WHAT THE EXERCISE ASKS —
Pull every line containing the word "pour" from the records.

=-=-=-=-=

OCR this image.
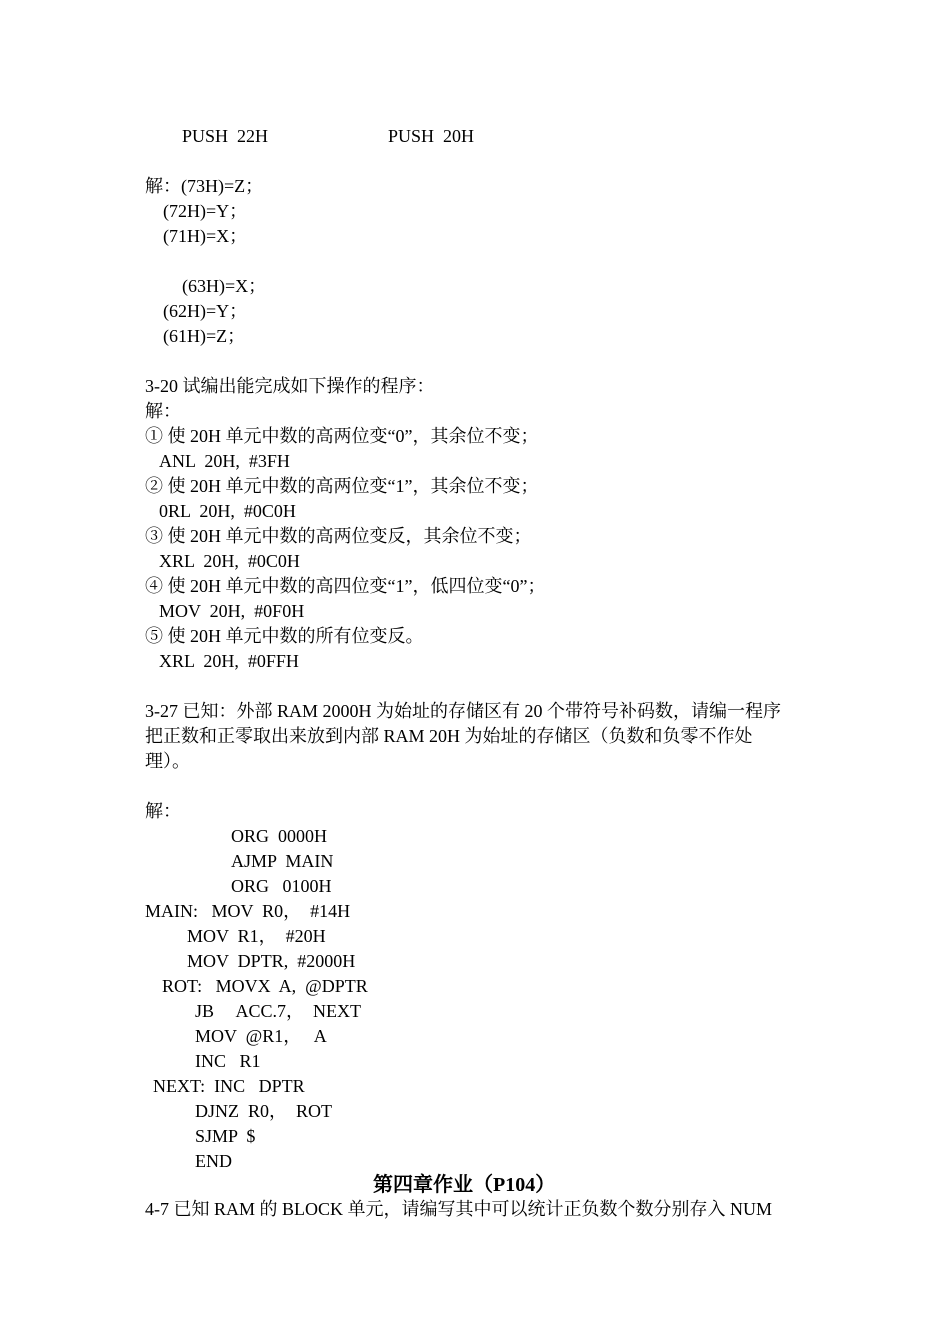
PUSH  22H	PUSH  20H
解：(73H)=Z；
(72H)=Y；
(71H)=X；
(63H)=X；
(62H)=Y；
(61H)=Z；
3-20 试编出能完成如下操作的程序：
解：
① 使 20H 单元中数的高两位变“0”，其余位不变；
ANL  20H,  #3FH
② 使 20H 单元中数的高两位变“1”，其余位不变；
0RL  20H,  #0C0H
③ 使 20H 单元中数的高两位变反，其余位不变；
XRL  20H,  #0C0H
④ 使 20H 单元中数的高四位变“1”，低四位变“0”；
MOV  20H,  #0F0H
⑤ 使 20H 单元中数的所有位变反。
XRL  20H,  #0FFH
3-27 已知：外部 RAM 2000H 为始址的存储区有 20 个带符号补码数，请编一程序
把正数和正零取出来放到内部 RAM 20H 为始址的存储区（负数和负零不作处
理）。
解：
ORG  0000H
AJMP  MAIN
ORG   0100H
MAIN:   MOV  R0，  #14H
MOV  R1，  #20H
MOV  DPTR,  #2000H
ROT:   MOVX  A,  @DPTR
JB     ACC.7，  NEXT
MOV  @R1，   A
INC   R1
NEXT:  INC   DPTR
DJNZ  R0，  ROT
SJMP  $
END
第四章作业（P104）
4-7 已知 RAM 的 BLOCK 单元，请编写其中可以统计正负数个数分别存入 NUM
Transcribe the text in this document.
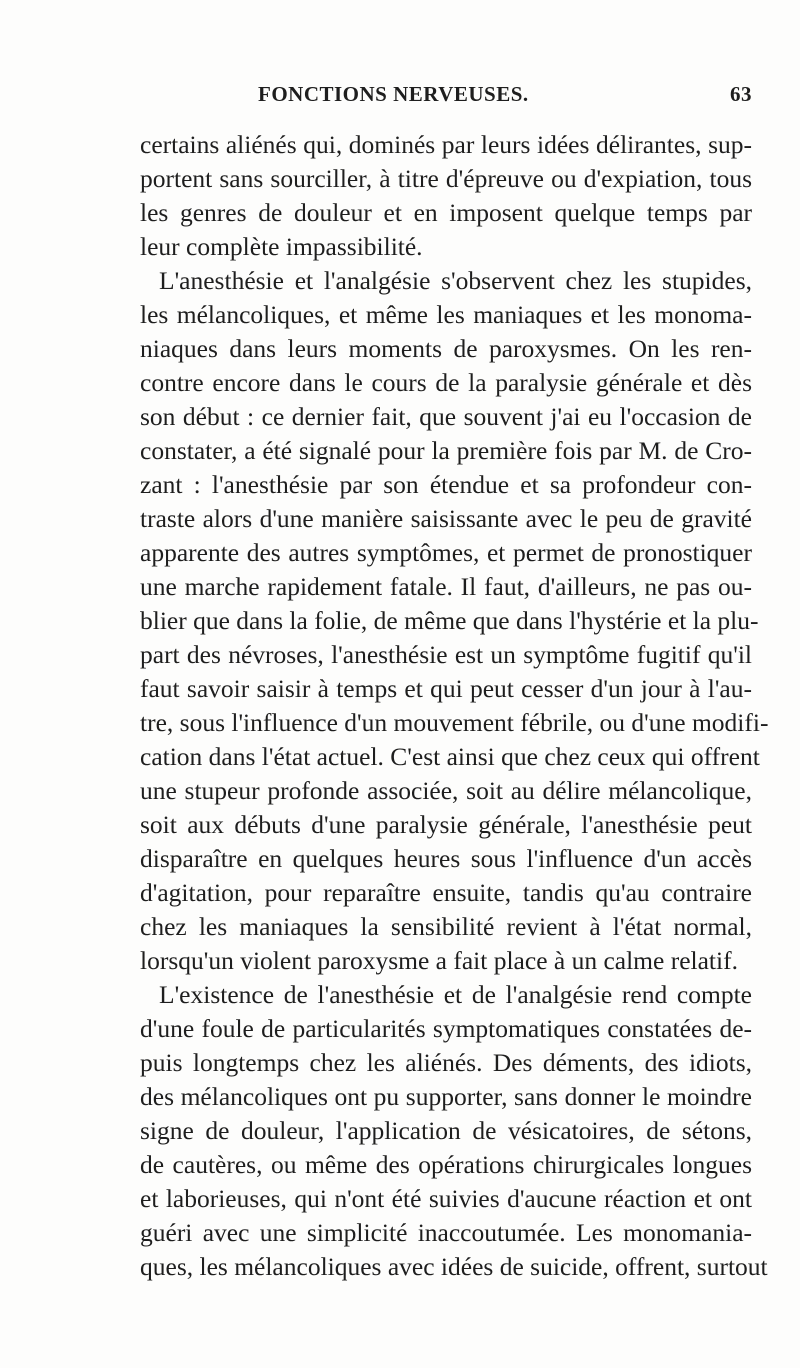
FONCTIONS NERVEUSES.	63
certains aliénés qui, dominés par leurs idées délirantes, sup-
portent sans sourciller, à titre d'épreuve ou d'expiation, tous
les genres de douleur et en imposent quelque temps par
leur complète impassibilité.
L'anesthésie et l'analgésie s'observent chez les stupides,
les mélancoliques, et même les maniaques et les monoma-
niaques dans leurs moments de paroxysmes. On les ren-
contre encore dans le cours de la paralysie générale et dès
son début : ce dernier fait, que souvent j'ai eu l'occasion de
constater, a été signalé pour la première fois par M. de Cro-
zant : l'anesthésie par son étendue et sa profondeur con-
traste alors d'une manière saisissante avec le peu de gravité
apparente des autres symptômes, et permet de pronostiquer
une marche rapidement fatale. Il faut, d'ailleurs, ne pas ou-
blier que dans la folie, de même que dans l'hystérie et la plu-
part des névroses, l'anesthésie est un symptôme fugitif qu'il
faut savoir saisir à temps et qui peut cesser d'un jour à l'au-
tre, sous l'influence d'un mouvement fébrile, ou d'une modifi-
cation dans l'état actuel. C'est ainsi que chez ceux qui offrent
une stupeur profonde associée, soit au délire mélancolique,
soit aux débuts d'une paralysie générale, l'anesthésie peut
disparaître en quelques heures sous l'influence d'un accès
d'agitation, pour reparaître ensuite, tandis qu'au contraire
chez les maniaques la sensibilité revient à l'état normal,
lorsqu'un violent paroxysme a fait place à un calme relatif.
L'existence de l'anesthésie et de l'analgésie rend compte
d'une foule de particularités symptomatiques constatées de-
puis longtemps chez les aliénés. Des déments, des idiots,
des mélancoliques ont pu supporter, sans donner le moindre
signe de douleur, l'application de vésicatoires, de sétons,
de cautères, ou même des opérations chirurgicales longues
et laborieuses, qui n'ont été suivies d'aucune réaction et ont
guéri avec une simplicité inaccoutumée. Les monomania-
ques, les mélancoliques avec idées de suicide, offrent, surtout
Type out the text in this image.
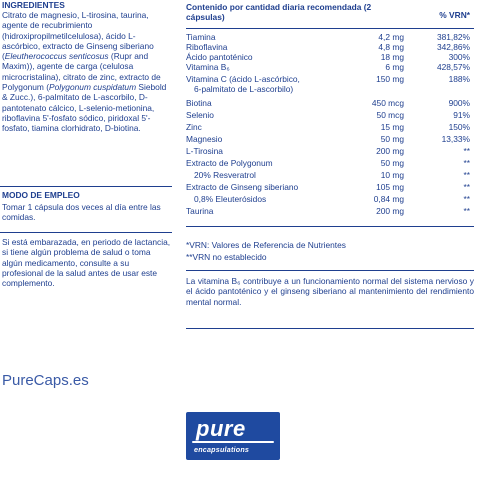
INGREDIENTES
Citrato de magnesio, L-tirosina, taurina, agente de recubrimiento (hidroxipropilmetilcelulosa), ácido L-ascórbico, extracto de Ginseng siberiano (Eleutherococcus senticosus (Rupr and Maxim)), agente de carga (celulosa microcristalina), citrato de zinc, extracto de Polygonum (Polygonum cuspidatum Siebold & Zucc.), 6-palmitato de L-ascorbilo, D-pantotenato cálcico, L-selenio-metionina, riboflavina 5'-fosfato sódico, piridoxal 5'-fosfato, tiamina clorhidrato, D-biotina.
MODO DE EMPLEO
Tomar 1 cápsula dos veces al día entre las comidas.
Si está embarazada, en periodo de lactancia, si tiene algún problema de salud o toma algún medicamento, consulte a su profesional de la salud antes de usar este complemento.
Contenido por cantidad diaria recomendada (2 cápsulas)	% VRN*
Tiamina	4,2 mg	381,82%
Riboflavina	4,8 mg	342,86%
Ácido pantoténico	18 mg	300%
Vitamina B₆	6 mg	428,57%
Vitamina C (ácido L-ascórbico,	150 mg	188%
6-palmitato de L-ascorbilo)
Biotina	450 mcg	900%
Selenio	50 mcg	91%
Zinc	15 mg	150%
Magnesio	50 mg	13,33%
L-Tirosina	200 mg	**
Extracto de Polygonum	50 mg	**
20% Resveratrol	10 mg	**
Extracto de Ginseng siberiano	105 mg	**
0,8% Eleuterósidos	0,84 mg	**
Taurina	200 mg	**
*VRN: Valores de Referencia de Nutrientes
**VRN no establecido
La vitamina B₆ contribuye a un funcionamiento normal del sistema nervioso y el ácido pantoténico y el ginseng siberiano al mantenimiento del rendimiento mental normal.
PureCaps.es
pure
encapsulations
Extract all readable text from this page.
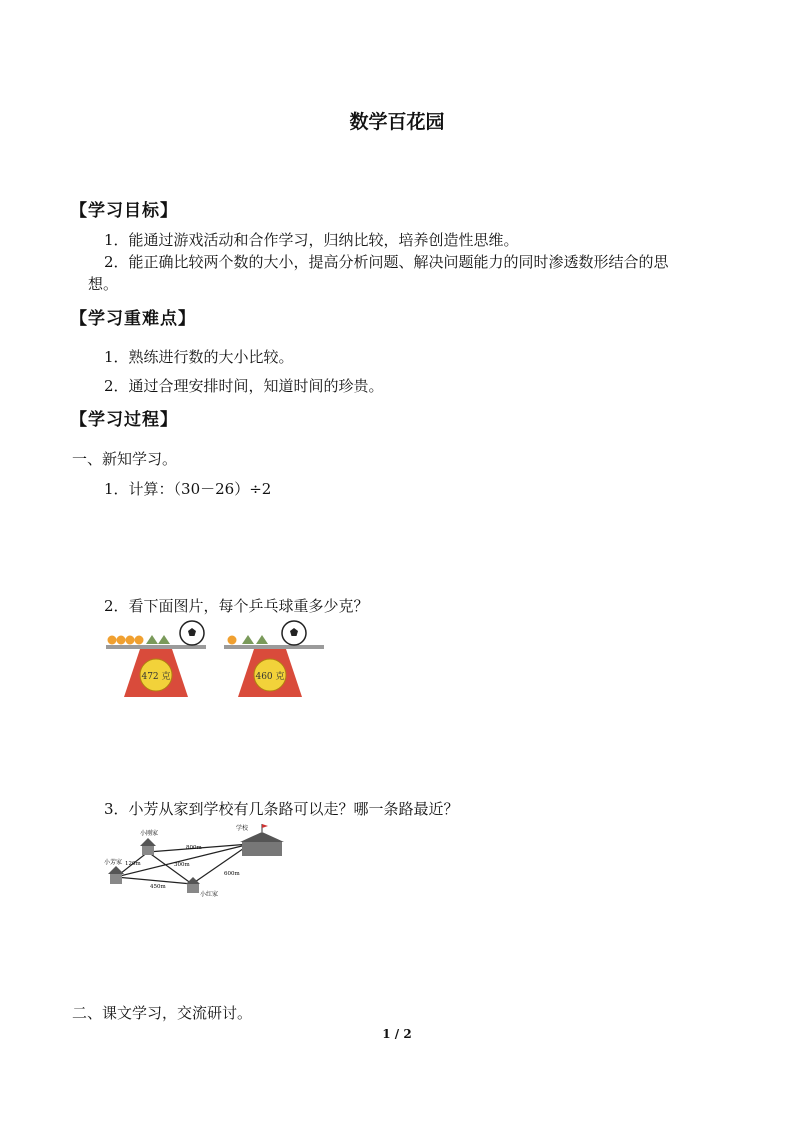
数学百花园
【学习目标】
1．能通过游戏活动和合作学习，归纳比较，培养创造性思维。
2．能正确比较两个数的大小，提高分析问题、解决问题能力的同时渗透数形结合的思
想。
【学习重难点】
1．熟练进行数的大小比较。
2．通过合理安排时间，知道时间的珍贵。
【学习过程】
一、新知学习。
1．计算：（30－26）÷2
2．看下面图片，每个乒乓球重多少克？
472 克	460 克
3．小芳从家到学校有几条路可以走？哪一条路最近？
小刚家
小芳家
小红家
学校
120m
800m
300m
450m
600m
二、课文学习，交流研讨。
1 / 2
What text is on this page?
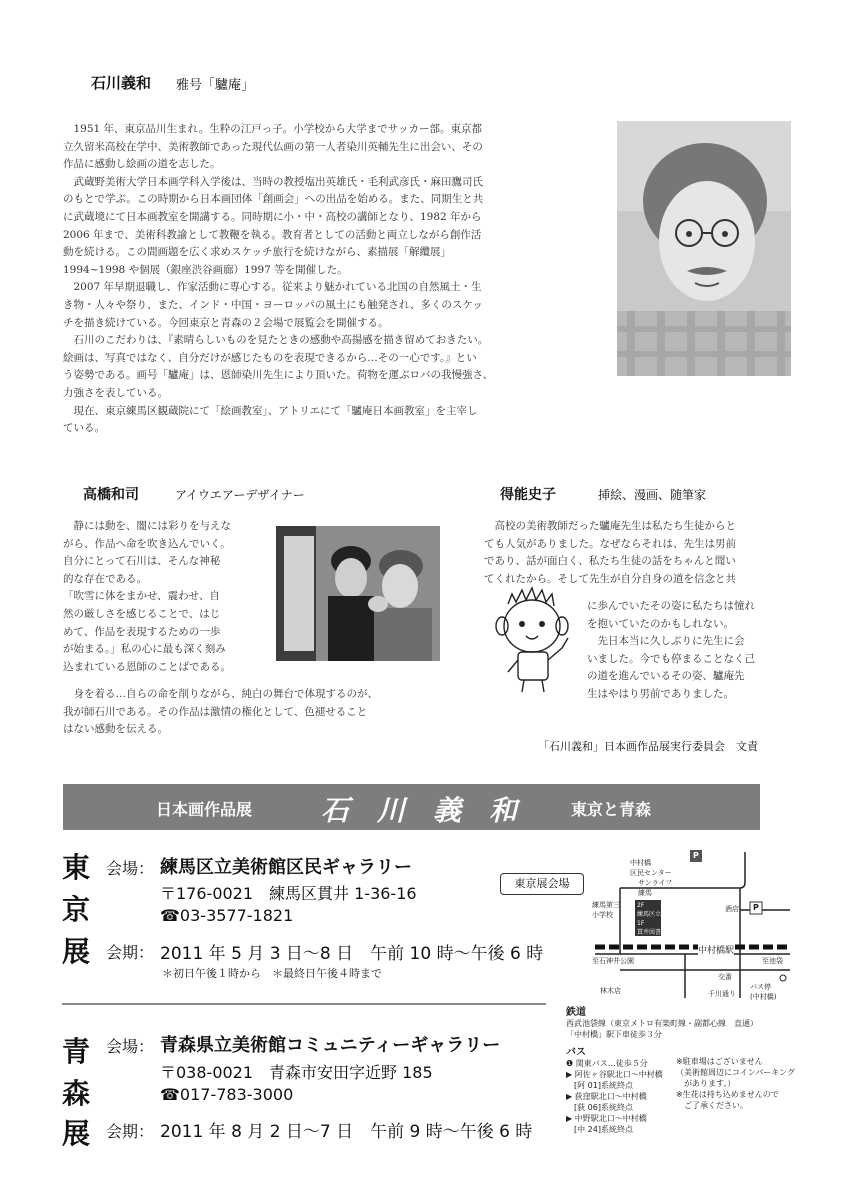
石川義和 雅号「驢庵」
　1951 年、東京品川生まれ。生粋の江戸っ子。小学校から大学までサッカー部。東京都
立久留米高校在学中、美術教師であった現代仏画の第一人者染川英輔先生に出会い、その
作品に感動し絵画の道を志した。
　武蔵野美術大学日本画学科入学後は、当時の教授塩出英雄氏・毛利武彦氏・麻田鷹司氏
のもとで学ぶ。この時期から日本画団体「創画会」への出品を始める。また、同期生と共
に武蔵境にて日本画教室を開講する。同時期に小・中・高校の講師となり、1982 年から
2006 年まで、美術科教諭として教鞭を執る。教育者としての活動と両立しながら創作活
動を続ける。この間画題を広く求めスケッチ旅行を続けながら、素描展「解纜展」
1994~1998 や個展（銀座渋谷画廊）1997 等を開催した。
　2007 年早期退職し、作家活動に専心する。従来より魅かれている北国の自然風土・生
き物・人々や祭り、また、インド・中国・ヨーロッパの風土にも触発され、多くのスケッ
チを描き続けている。今回東京と青森の２会場で展覧会を開催する。
　石川のこだわりは、『素晴らしいものを見たときの感動や高揚感を描き留めておきたい。
絵画は、写真ではなく、自分だけが感じたものを表現できるから…その一心です。』とい
う姿勢である。画号「驢庵」は、恩師染川先生により頂いた。荷物を運ぶロバの我慢強さ、
力強さを表している。
　現在、東京練馬区観蔵院にて「絵画教室」、アトリエにて「驢庵日本画教室」を主宰し
ている。
高橋和司	アイウエアーデザイナー
　静には動を、闇には彩りを与えな
がら、作品へ命を吹き込んでいく。
自分にとって石川は、そんな神秘
的な存在である。
「吹雪に体をまかせ、震わせ、自
然の厳しさを感じることで、はじ
めて、作品を表現するための一歩
が始まる。」私の心に最も深く刻み
込まれている恩師のことばである。
　身を着る…自らの命を削りながら、純白の舞台で体現するのが、
我が師石川である。その作品は激情の権化として、色褪せること
はない感動を伝える。
得能史子	挿絵、漫画、随筆家
　高校の美術教師だった驢庵先生は私たち生徒からと
ても人気がありました。なぜならそれは、先生は男前
であり、話が面白く、私たち生徒の話をちゃんと聞い
てくれたから。そして先生が自分自身の道を信念と共
に歩んでいたその姿に私たちは憧れ
を抱いていたのかもしれない。
　先日本当に久しぶりに先生に会
いました。今でも停まることなく己
の道を進んでいるその姿、驢庵先
生はやはり男前でありました。
「石川義和」日本画作品展実行委員会　文責
日本画作品展 石　川　義　和	東京と青森
東
京
展
会場： 練馬区立美術館区民ギャラリー
〒176-0021　練馬区貫井 1-36-16
☎03-3577-1821
会期： 2011 年 5 月 3 日～8 日　午前 10 時～午後 6 時
＊初日午後１時から　＊最終日午後４時まで
青
森
展
会場： 青森県立美術館コミュニティーギャラリー
〒038-0021　青森市安田字近野 185
☎017-783-3000
会期： 2011 年 8 月 2 日～7 日　午前 9 時～午後 6 時
東京展会場
中村橋
区民センター
P
P
サンライフ
練馬
練馬第三
小学校
2F
練馬区立美術館
1F
貫井図書館
酒店
中村橋駅
至石神井公園	至池袋
林木店
交番
千川通り
バス停
(中村橋)
鉄道
西武池袋線（東京メトロ有楽町線・副都心線　直通）
「中村橋」駅下車徒歩３分
バス
❶ 関東バス…徒歩５分
▶ 阿佐ヶ谷駅北口～中村橋
　[阿 01]系統終点
▶ 荻窪駅北口～中村橋
　[荻 06]系統終点
▶ 中野駅北口～中村橋
　[中 24]系統終点
※駐車場はございません
（美術館周辺にコインパーキング
　があります。）
※生花は持ち込めませんので
　ご了承ください。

=-=-=-=-=

RESULT OF THIS EXERCISE —
constater, a été signalé pour la première fois par M. de Cro-
d'agitation, pour reparaître ensuite, tandis qu'au contraire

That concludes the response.